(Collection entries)
------

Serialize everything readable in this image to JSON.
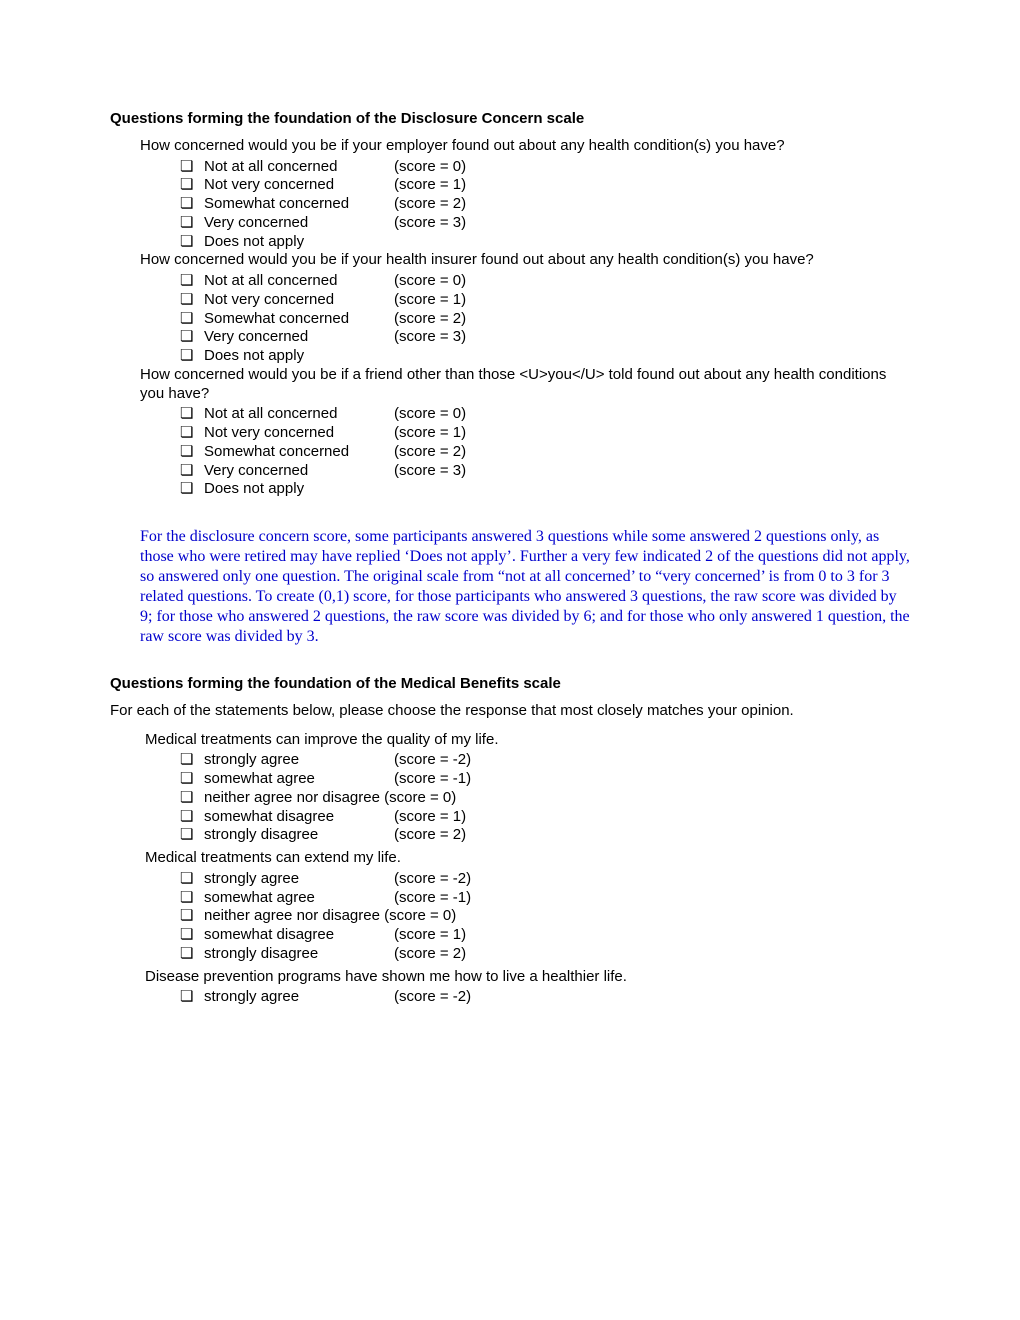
{
  "colors": {
    "note_color": "#0000cc",
    "text_color": "#000000",
    "background": "#ffffff"
  },
  "checkbox_glyph": "❏",
  "section1": {
    "heading": "Questions forming the foundation of the Disclosure Concern scale",
    "questions": [
      {
        "text": "How concerned would you be if your employer found out about any health condition(s) you have?"
      },
      {
        "text": "How concerned would you be if your health insurer found out about any health condition(s) you have?"
      },
      {
        "text": "How concerned would you be if a friend other than those <U>you</U> told found out about any health conditions you have?"
      }
    ],
    "options": [
      {
        "label": "Not at all concerned",
        "score": "(score = 0)"
      },
      {
        "label": "Not very concerned",
        "score": "(score = 1)"
      },
      {
        "label": "Somewhat concerned",
        "score": "(score = 2)"
      },
      {
        "label": "Very concerned",
        "score": "(score = 3)"
      },
      {
        "label": "Does not apply",
        "score": ""
      }
    ],
    "note": "For the disclosure concern score, some participants answered 3 questions while some answered 2 questions only, as those who were retired may have replied ‘Does not apply’. Further a very few indicated 2 of the questions did not apply, so answered only one question.  The original scale from “not at all concerned’ to “very concerned’ is from 0 to 3 for 3 related questions. To create (0,1) score, for those participants who answered 3 questions, the raw score was divided by 9; for those who answered 2 questions, the raw score was divided by 6; and for those who only answered 1 question, the raw score was divided by 3."
  },
  "section2": {
    "heading": "Questions forming the foundation of the Medical Benefits scale",
    "intro": "For each of the statements below, please choose the response that most closely matches your opinion.",
    "options": [
      {
        "label": "strongly agree",
        "score": "(score = -2)"
      },
      {
        "label": "somewhat agree",
        "score": "(score = -1)"
      },
      {
        "label": "neither agree nor disagree",
        "score": "(score = 0)",
        "inline": true
      },
      {
        "label": "somewhat disagree",
        "score": "(score =  1)"
      },
      {
        "label": "strongly disagree",
        "score": "(score =  2)"
      }
    ],
    "questions": [
      {
        "text": "Medical treatments can improve the quality of my life.",
        "options": "full"
      },
      {
        "text": "Medical treatments can extend my life.",
        "options": "full"
      },
      {
        "text": "Disease prevention programs have shown me how to live a healthier life.",
        "options": "first_only"
      }
    ]
  }
}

------

» TASK OBJECTIVE
Go through the listing above and write it all out exactly, leaving out any picture.

» RESPONSE
Serialize everything readable in this image to JSON.
{
  "colors": {
    "note_color": "#0000cc",
    "text_color": "#000000",
    "background": "#ffffff"
  },
  "checkbox_glyph": "❏",
  "section1": {
    "heading": "Questions forming the foundation of the Disclosure Concern scale",
    "questions": [
      {
        "text": "How concerned would you be if your employer found out about any health condition(s) you have?"
      },
      {
        "text": "How concerned would you be if your health insurer found out about any health condition(s) you have?"
      },
      {
        "text": "How concerned would you be if a friend other than those <U>you</U> told found out about any health conditions you have?"
      }
    ],
    "options": [
      {
        "label": "Not at all concerned",
        "score": "(score = 0)"
      },
      {
        "label": "Not very concerned",
        "score": "(score = 1)"
      },
      {
        "label": "Somewhat concerned",
        "score": "(score = 2)"
      },
      {
        "label": "Very concerned",
        "score": "(score = 3)"
      },
      {
        "label": "Does not apply",
        "score": ""
      }
    ],
    "note": "For the disclosure concern score, some participants answered 3 questions while some answered 2 questions only, as those who were retired may have replied ‘Does not apply’. Further a very few indicated 2 of the questions did not apply, so answered only one question.  The original scale from “not at all concerned’ to “very concerned’ is from 0 to 3 for 3 related questions. To create (0,1) score, for those participants who answered 3 questions, the raw score was divided by 9; for those who answered 2 questions, the raw score was divided by 6; and for those who only answered 1 question, the raw score was divided by 3."
  },
  "section2": {
    "heading": "Questions forming the foundation of the Medical Benefits scale",
    "intro": "For each of the statements below, please choose the response that most closely matches your opinion.",
    "options": [
      {
        "label": "strongly agree",
        "score": "(score = -2)"
      },
      {
        "label": "somewhat agree",
        "score": "(score = -1)"
      },
      {
        "label": "neither agree nor disagree",
        "score": "(score = 0)",
        "inline": true
      },
      {
        "label": "somewhat disagree",
        "score": "(score =  1)"
      },
      {
        "label": "strongly disagree",
        "score": "(score =  2)"
      }
    ],
    "questions": [
      {
        "text": "Medical treatments can improve the quality of my life.",
        "options": "full"
      },
      {
        "text": "Medical treatments can extend my life.",
        "options": "full"
      },
      {
        "text": "Disease prevention programs have shown me how to live a healthier life.",
        "options": "first_only"
      }
    ]
  }
}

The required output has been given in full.